▸ Document
Which alternate form will be used will be computed by the parent node,
performing the necessary cleanup for each fragment, without requiring too
much work in memory (because fragments will have a maximum size, a single
buffer can be reused to compute intermediate representations for every
fragments)

Now some experimentation would be needed to determine which fragment size
would be needed. If we want to be able to use the most compact forms, we
need statistics on bitset fill rates. Immediately, it comes the fact that
there are two types of QRP tables, with distinct fill rate averages:
- bitsets for QRP from leaf nodes, that are about 2 to 10% filled (with 64K
tables), meaning that there's 1 bit set every 10 to 50 bits, i.e. with
average unused gaps between 9 to 49 bits; not enough to perform a good
compression with no array at all, but for which a Lempel-Ziv based
compression (deflate?) would create significant compression.
- bitsets for QRP from ultrapeers, that are about 40 to 60% filled (with 64K
tables), meaning that there's about as many bits set to 1 and to 0, in a
pseudo-random distribution (as bits are set from a pseudo-random hash
function), for which compression is likely to be very deceptive.

I think that byte-RLE compression of fragments will be rarely efficient,
unless the bitset is really very sparse (fill rates below 1 bit set on 32,
i.e. fill rates below 3%). But even at this level, a Lempel-Ziv compression
may finally be more effective...

The choice of the compression function to use, will also affect performance:
there's a tradeoff to find between expected compression level (to maximize
the memory saved), and performance:

- bitsets for QRP tables from leaf nodes that share the least (lowest fill
rates) could be maximaly compressed,

- but bitset for QRP tables from ultrapeers, or from leaf nodes that share a
lot would probably use a lower compression level.

If we split large bitsets into small manageable fixed-size bitsets, we can
cache for each of them a fill rate, and then determine which representation
is the most appropriate. Additionally, when updating fragments dynamically,
we are not required to compress these fragments to their best representation
immediately (this can be differed and performed by a background process,
which will need a constant and reusable maximum working memory, minimizing
the VM memory fragmentation).


What do you think of this idea?
Zlatin Balevsky
2004-11-29 16:32:15 UTC
Permalink
Post by Philippe Verdy
Post by z***@limepeer.com
Any container abstraction suffers from the need to very quickly be able to
switch from one concrete representation to another. In the specific case of
Integer array, we need to keep track of certain fill level after which the
bitset representation becomes more efficient and be able to convert the array
to that bitset on the fly using minimal amounts of cpu. Needless to say, any
such conversion must be ultra-efficient when done both directions.

▸ Tasks and exercises
• 1. Can you switch "background process" to "worker thread" and give the QRP bitset discussion from "If we split" to "of this idea?"?
• 2. Could you resume the QRP bitset discussion from the point where it stops?
The records that come next are separate from the QRP bitset discussion.

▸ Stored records
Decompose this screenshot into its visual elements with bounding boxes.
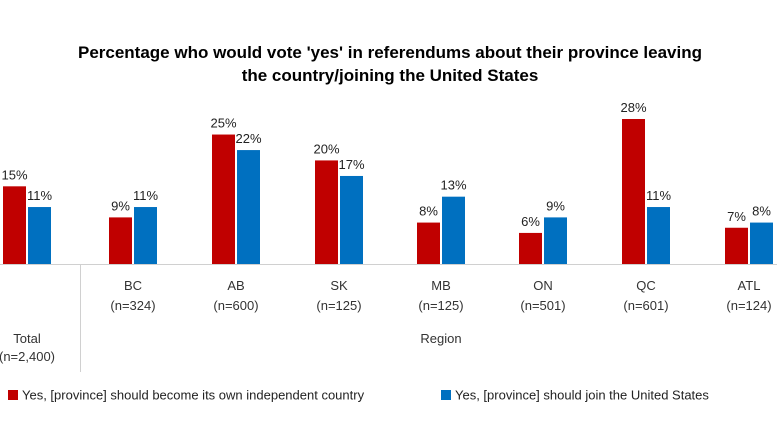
bar-join-us-qc: [647, 207, 670, 264]
tick-sample-size: (n=125): [316, 298, 361, 313]
data-label: 17%: [338, 157, 364, 172]
legend-swatch: [8, 390, 18, 400]
bar-join-us-atl: [750, 222, 773, 264]
data-label: 22%: [235, 131, 261, 146]
bar-independent-qc: [622, 119, 645, 264]
bar-independent-on: [519, 232, 542, 264]
tick-sample-size: (n=125): [418, 298, 463, 313]
data-label: 20%: [313, 141, 339, 156]
data-label: 11%: [133, 188, 158, 203]
tick-sample-size: (n=324): [110, 298, 155, 313]
tick-label: AB: [227, 278, 244, 293]
bar-independent-atl: [725, 227, 748, 264]
tick-label: ON: [533, 278, 553, 293]
bar-independent-sk: [315, 160, 338, 264]
bar-join-us-sk: [340, 175, 363, 264]
bar-join-us-bc: [134, 207, 157, 264]
data-label: 28%: [620, 100, 646, 115]
tick-label: BC: [124, 278, 142, 293]
data-label: 7%: [727, 209, 746, 224]
bar-independent-bc: [109, 217, 132, 264]
tick-sample-size: (n=601): [623, 298, 668, 313]
bars-group: 15%9%25%20%8%6%28%7%11% 11%22%17%13%9%11%…: [1, 100, 773, 264]
legend: Yes, [province] should become its own in…: [8, 388, 709, 403]
bar-join-us-on: [544, 217, 567, 264]
bar-independent-total: [3, 186, 26, 264]
bar-independent-ab: [212, 134, 235, 264]
tick-sample-size: (n=600): [213, 298, 258, 313]
legend-swatch: [441, 390, 451, 400]
data-label: 11%: [27, 188, 52, 203]
bar-independent-mb: [417, 222, 440, 264]
group-label: Region: [420, 331, 461, 346]
data-label: 8%: [752, 204, 771, 219]
data-label: 6%: [521, 214, 540, 229]
data-label: 15%: [1, 167, 27, 182]
bar-join-us-ab: [237, 150, 260, 264]
tick-sample-size: (n=2,400): [0, 349, 55, 364]
data-label: 9%: [546, 198, 565, 213]
tick-label: MB: [431, 278, 451, 293]
chart-title-line-2: the country/joining the United States: [242, 66, 539, 85]
data-label: 13%: [440, 178, 466, 193]
data-label: 8%: [419, 204, 438, 219]
tick-label: QC: [636, 278, 656, 293]
tick-label: SK: [330, 278, 348, 293]
legend-label: Yes, [province] should join the United S…: [455, 388, 709, 403]
tick-label: Total: [13, 331, 41, 346]
chart-title-line-1: Percentage who would vote 'yes' in refer…: [78, 43, 702, 62]
tick-sample-size: (n=501): [520, 298, 565, 313]
data-label: 11%: [646, 188, 671, 203]
data-label: 9%: [111, 198, 130, 213]
tick-sample-size: (n=124): [726, 298, 771, 313]
x-axis: Total (n=2,400) BC (n=324) AB (n=600) SK (n=125…: [0, 264, 777, 372]
data-label: 25%: [210, 116, 236, 131]
tick-label: ATL: [738, 278, 761, 293]
bar-join-us-mb: [442, 196, 465, 264]
legend-label: Yes, [province] should become its own in…: [22, 388, 365, 403]
bar-join-us-total: [28, 207, 51, 264]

▸ Results by task
• 1.
If we split large bitsets into small manageable fixed-size bitsets, we can
cache for each of them a fill rate, and then determine which representation
is the most appropriate. Additionally, when updating fragments dynamically,
we are not required to compress these fragments to their best representation
immediately (this can be differed and performed by a worker thread,
which will need a constant and reusable maximum working memory, minimizing
the VM memory fragmentation).


What do you think of this idea?

• 2.
Furthermore, the managing code which decides when to do the
conversion must be
lightweight and optimal.
Regarding various sub-bitset representations, we would ideally have an algorithm
which finds the optimal one for a given load factor/distribution. My hunch is
that such algorithm would require memoization, but if anyone is aware of
something greedy that would work, let us know.
My feeling is that we should manage large bitsets by splitting them
into large enough (but not too much) fragments of fixed size, that
could have each their own alternate representations, but that could
each be converted quickly from one to the other.
The constants involved in this splitting should ideally be determined by
some automated fashion unless through experimentation we come up to a
set of constants which perform reasonably well. Keep in mind that while
we may be able to do this easily for leaves, we don't know how will the
fill rates of ultrapeer tables change in future if we increase the
number of leaf connections.

Compression is a little trickier to get right because of the transient
memory usage, and the fact that routing happens on several threads - so
we may end up decompressing the same data many times. Only if message
processing is serialized to a single thread (which will hopefully be the
case with NIO) then we can be sure that uncompressing, reading and
re-compressing each table will indeed use less memory. Therefore I'm
more optimistic about dynamically finding some optimal representation of
each table in the form of a bitset tree and simply not allocating those
fragments that are all 0s or 1s.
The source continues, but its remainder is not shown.